▶ **Exercise directions**
Some lines in the records below may hold the word "product"; give the number of those lines and nothing else.

-- begin Dataset content --

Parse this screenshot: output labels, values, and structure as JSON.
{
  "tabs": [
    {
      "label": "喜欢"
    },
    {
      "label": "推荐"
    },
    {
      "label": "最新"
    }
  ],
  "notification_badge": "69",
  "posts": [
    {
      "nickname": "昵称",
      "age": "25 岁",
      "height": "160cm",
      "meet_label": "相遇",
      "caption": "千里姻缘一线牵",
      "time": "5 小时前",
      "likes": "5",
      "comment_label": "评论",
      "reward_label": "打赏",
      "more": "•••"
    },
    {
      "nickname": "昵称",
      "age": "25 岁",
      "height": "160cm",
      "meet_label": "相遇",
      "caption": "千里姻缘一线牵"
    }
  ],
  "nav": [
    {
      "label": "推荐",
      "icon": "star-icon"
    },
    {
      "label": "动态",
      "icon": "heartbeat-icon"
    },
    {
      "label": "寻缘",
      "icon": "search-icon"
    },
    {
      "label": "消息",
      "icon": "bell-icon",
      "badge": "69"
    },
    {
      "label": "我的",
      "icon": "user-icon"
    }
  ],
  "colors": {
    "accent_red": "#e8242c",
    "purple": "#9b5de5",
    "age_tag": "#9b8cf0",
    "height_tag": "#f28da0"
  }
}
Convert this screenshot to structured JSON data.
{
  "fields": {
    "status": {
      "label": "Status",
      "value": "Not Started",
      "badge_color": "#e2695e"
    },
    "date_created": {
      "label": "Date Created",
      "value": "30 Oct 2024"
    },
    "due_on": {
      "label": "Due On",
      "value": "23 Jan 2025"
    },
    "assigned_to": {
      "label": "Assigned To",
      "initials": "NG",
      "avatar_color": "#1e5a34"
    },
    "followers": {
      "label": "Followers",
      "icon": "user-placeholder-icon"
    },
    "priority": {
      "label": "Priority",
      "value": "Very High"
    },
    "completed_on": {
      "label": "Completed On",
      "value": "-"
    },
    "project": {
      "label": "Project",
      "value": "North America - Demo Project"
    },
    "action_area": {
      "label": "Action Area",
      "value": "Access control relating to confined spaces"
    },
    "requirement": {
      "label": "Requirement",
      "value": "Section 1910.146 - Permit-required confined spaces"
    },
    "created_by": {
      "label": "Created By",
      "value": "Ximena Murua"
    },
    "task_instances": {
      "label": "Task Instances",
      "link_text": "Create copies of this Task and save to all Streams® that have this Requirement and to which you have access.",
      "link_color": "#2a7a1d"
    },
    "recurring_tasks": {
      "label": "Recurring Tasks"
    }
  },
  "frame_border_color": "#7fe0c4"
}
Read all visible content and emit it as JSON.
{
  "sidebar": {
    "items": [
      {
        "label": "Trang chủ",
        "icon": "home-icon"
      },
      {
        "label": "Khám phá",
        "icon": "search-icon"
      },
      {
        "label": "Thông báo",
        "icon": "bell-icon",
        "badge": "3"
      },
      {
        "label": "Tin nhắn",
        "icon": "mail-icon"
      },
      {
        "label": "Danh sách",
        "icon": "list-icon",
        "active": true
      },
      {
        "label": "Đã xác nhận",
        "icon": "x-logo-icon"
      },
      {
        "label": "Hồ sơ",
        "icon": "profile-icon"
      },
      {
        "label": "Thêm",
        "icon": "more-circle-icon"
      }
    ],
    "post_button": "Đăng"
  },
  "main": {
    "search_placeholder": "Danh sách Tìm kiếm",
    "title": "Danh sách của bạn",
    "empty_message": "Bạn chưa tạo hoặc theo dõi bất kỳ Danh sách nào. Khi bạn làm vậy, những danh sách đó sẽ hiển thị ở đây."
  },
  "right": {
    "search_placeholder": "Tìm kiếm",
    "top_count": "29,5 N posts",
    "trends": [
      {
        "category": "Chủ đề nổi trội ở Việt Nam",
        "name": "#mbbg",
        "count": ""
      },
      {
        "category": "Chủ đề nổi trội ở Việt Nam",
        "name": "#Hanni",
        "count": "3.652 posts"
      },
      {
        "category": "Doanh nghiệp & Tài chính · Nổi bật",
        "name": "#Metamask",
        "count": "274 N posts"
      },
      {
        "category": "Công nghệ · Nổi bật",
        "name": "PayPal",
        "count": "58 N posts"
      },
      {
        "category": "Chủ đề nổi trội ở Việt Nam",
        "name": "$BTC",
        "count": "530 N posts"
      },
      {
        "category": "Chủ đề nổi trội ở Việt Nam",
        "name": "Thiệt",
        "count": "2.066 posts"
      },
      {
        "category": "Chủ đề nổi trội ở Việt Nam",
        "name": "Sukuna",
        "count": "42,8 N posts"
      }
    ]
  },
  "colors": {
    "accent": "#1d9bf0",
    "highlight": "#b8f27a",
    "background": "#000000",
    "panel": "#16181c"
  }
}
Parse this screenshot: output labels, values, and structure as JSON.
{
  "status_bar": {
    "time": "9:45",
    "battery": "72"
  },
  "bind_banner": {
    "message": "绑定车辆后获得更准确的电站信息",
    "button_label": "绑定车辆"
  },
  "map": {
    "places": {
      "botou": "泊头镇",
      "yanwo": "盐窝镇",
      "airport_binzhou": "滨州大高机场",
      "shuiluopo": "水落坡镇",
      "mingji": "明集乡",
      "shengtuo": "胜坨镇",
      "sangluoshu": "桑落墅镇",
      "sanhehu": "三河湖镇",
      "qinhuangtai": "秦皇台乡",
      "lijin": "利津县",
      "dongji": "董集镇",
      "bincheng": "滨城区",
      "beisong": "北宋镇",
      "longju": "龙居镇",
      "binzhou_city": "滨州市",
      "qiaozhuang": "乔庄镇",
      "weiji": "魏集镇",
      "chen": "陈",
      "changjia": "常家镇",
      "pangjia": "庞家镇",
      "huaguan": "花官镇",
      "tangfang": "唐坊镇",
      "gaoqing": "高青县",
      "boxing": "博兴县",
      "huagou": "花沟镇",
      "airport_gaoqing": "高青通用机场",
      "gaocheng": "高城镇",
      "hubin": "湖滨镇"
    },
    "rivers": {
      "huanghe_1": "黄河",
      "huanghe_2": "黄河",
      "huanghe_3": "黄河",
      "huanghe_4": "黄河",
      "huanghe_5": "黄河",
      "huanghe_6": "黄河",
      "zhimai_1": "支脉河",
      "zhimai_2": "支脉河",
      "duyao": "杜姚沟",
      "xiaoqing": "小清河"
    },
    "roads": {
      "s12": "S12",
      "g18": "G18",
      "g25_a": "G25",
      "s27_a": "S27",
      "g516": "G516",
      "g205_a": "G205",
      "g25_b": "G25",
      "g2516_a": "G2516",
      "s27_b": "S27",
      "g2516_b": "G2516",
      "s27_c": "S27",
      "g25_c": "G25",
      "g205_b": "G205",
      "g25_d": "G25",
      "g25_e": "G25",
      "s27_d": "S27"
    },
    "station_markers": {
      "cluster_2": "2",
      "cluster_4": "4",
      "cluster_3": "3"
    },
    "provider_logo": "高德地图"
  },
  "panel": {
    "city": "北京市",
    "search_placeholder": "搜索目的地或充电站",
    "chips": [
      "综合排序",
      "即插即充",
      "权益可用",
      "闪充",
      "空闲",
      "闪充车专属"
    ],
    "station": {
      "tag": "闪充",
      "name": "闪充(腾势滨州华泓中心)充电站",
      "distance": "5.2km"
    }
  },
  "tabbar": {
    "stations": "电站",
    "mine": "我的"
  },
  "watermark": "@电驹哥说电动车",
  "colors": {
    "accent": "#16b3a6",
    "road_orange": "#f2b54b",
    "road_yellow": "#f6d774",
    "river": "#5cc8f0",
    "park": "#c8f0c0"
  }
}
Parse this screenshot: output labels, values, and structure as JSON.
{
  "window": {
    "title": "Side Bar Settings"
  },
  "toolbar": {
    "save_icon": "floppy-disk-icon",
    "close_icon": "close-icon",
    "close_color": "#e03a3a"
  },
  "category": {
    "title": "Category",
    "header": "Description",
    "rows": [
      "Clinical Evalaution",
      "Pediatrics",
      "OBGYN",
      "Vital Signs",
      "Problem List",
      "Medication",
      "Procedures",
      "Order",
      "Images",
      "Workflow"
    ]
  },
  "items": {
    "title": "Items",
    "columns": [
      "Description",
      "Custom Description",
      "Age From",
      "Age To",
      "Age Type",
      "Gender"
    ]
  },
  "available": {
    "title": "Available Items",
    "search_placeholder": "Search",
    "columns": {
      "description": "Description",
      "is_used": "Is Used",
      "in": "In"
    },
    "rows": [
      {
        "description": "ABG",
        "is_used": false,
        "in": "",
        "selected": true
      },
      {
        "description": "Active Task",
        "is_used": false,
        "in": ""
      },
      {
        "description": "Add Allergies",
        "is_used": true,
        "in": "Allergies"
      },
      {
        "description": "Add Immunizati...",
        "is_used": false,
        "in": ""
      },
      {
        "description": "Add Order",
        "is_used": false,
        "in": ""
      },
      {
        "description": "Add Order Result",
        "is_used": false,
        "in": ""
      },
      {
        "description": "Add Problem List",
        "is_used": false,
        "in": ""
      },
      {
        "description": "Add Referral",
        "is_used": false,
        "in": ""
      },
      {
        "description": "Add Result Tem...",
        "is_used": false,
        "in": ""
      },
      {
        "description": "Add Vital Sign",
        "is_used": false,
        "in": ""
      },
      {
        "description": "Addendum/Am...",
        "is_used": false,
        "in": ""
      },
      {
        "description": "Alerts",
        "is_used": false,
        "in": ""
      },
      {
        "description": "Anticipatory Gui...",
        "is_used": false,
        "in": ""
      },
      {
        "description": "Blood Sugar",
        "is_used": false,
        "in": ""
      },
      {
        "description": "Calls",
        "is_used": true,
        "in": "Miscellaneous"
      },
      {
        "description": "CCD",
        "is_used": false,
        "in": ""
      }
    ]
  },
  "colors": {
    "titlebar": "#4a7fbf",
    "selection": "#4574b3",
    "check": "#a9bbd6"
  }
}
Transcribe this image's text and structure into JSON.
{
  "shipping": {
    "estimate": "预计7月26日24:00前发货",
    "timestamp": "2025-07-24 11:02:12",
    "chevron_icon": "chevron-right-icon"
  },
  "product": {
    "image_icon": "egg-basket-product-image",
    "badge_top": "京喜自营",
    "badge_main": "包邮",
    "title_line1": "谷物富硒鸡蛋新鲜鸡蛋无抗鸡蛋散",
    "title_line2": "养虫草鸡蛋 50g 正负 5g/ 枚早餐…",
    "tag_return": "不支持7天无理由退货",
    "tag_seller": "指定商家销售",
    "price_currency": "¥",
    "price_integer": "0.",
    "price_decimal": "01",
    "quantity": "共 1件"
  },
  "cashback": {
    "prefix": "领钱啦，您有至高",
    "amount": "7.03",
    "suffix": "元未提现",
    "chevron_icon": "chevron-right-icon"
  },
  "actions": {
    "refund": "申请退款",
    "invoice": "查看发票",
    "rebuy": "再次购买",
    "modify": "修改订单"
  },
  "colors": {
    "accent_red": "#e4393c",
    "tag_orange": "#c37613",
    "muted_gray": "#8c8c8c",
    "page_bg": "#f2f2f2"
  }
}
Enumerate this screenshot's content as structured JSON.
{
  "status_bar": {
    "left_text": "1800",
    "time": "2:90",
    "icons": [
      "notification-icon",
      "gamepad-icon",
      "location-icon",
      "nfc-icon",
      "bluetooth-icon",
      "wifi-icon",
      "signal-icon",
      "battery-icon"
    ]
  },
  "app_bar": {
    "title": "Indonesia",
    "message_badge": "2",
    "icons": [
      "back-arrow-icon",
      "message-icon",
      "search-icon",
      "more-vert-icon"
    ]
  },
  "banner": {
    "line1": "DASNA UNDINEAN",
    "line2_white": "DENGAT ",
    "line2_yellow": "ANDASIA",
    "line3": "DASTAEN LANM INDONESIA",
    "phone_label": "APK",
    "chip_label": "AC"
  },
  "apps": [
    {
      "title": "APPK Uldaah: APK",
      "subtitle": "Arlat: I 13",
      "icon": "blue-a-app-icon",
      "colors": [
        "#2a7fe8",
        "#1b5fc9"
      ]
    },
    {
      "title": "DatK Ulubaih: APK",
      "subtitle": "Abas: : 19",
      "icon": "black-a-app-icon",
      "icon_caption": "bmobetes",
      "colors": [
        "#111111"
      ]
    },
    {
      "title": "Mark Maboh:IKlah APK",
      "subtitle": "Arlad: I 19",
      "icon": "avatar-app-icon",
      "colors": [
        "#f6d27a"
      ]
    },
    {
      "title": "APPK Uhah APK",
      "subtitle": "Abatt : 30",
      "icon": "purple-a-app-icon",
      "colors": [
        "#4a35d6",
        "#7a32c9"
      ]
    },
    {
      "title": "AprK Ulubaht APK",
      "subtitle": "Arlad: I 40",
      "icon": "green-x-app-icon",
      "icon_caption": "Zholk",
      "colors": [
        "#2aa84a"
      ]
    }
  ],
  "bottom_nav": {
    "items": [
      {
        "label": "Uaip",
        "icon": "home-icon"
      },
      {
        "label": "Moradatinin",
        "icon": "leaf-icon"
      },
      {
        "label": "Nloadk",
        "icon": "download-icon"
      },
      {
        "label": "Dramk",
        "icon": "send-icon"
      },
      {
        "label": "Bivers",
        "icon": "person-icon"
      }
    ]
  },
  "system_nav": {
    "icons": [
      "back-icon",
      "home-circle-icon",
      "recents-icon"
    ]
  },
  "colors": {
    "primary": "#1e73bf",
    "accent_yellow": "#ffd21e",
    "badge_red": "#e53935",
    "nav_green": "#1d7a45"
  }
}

-- end Dataset content --

▶ **The reply**
2